To be done ▸
a) In the "Dirty Denim" column, which street is the new club Clau on?
b) From the "Dirty Denim" column, quote the passage that begins with the words "Clau is the" and ends with "I've never met.".

[start Extract provided]

EDITED BY BRANDON BRADY Linking? Click Here!

Dirty Denim
Saturday my friend and former co-worker, Jenny, invited me to go dancing. It was to be a girls' night out with a journey to the new club Clau on Sycamore Street, where she was on the guest list. It's been ages since I've gone dancing, back before DV8 was 86ed and people starting calling The Warehouse "The Whorehouse."

Clau is the latest incarnation of what was Sycamore Gardens. The last time I was there, it was the second incarnation on a night with a fashion show where I met a male model who confessed that his sister was his mother. Long story and not as scandalous as it sounds. Anyhow, Jenny had invited along half a dozen of her girlfriends whom I've never met.

The only thing scarier than meeting a bunch of guys (to me) is meeting a bunch of girls. I've always been a guy's girl. Not the baseball-playing, spitting-on-the-sidewalk kind, but the smoking, pool-playing type.

It came down to facing a Saturday night alone in my jammies watching Forensic Files. I figured it was time to make new girl friends. So I threw on some jeans, grabbed a six-pack of Heineken and headed to Jenny's.

When I got there, I was relieved to see a girl who used to live downstairs from me. Amber and I caught up on recent events. Even though he couldn't be healthier, her husband managed to break his leg while running in a marathon. Jenny's husband had sprained his ankle the same week. The men were falling apart around us.

[end Extract provided]
[start Source data]

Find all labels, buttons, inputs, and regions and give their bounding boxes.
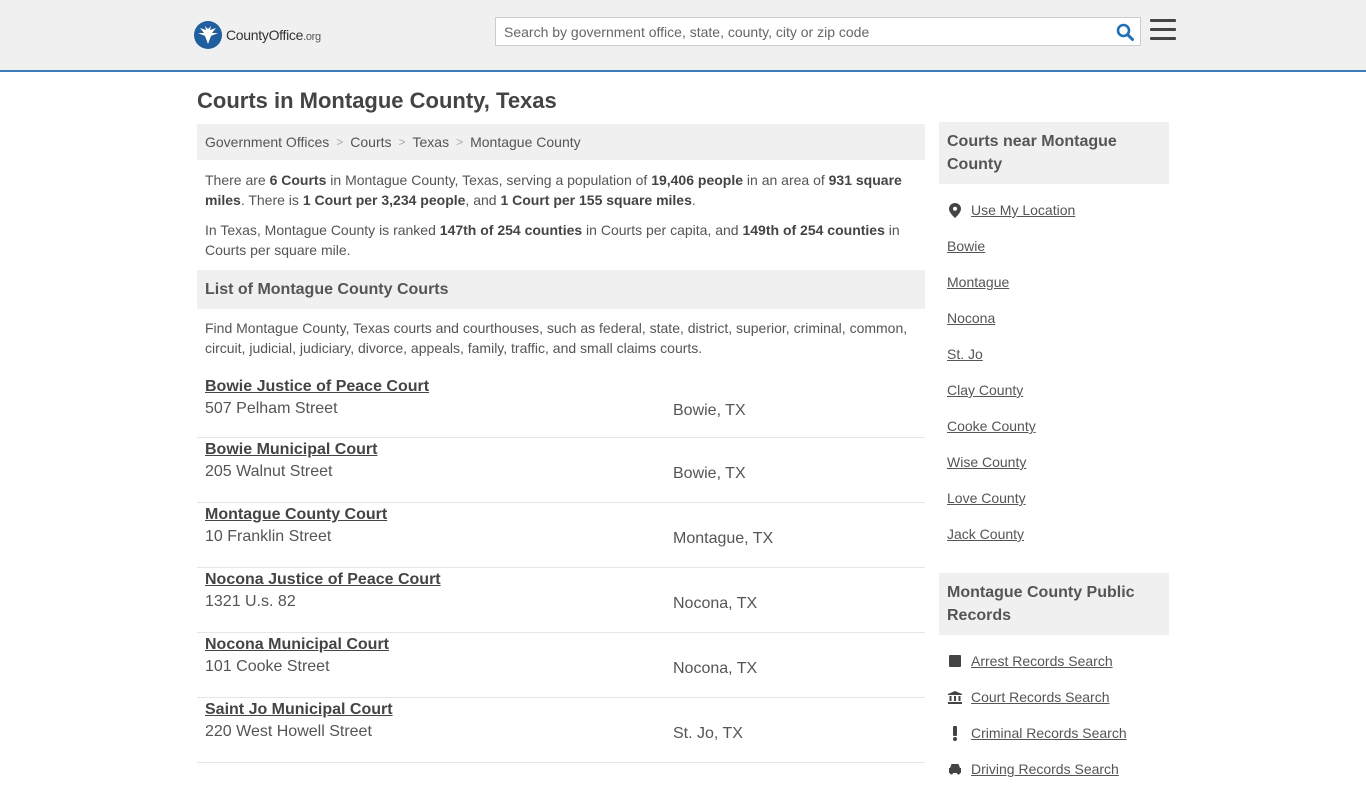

[end Source data]

In response ▸
a) Sycamore Street.

b)
Clau is the latest incarnation of what was Sycamore Gardens. The last time I was there, it was the second incarnation on a night with a fashion show where I met a male model who confessed that his sister was his mother. Long story and not as scandalous as it sounds. Anyhow, Jenny had invited along half a dozen of her girlfriends whom I've never met.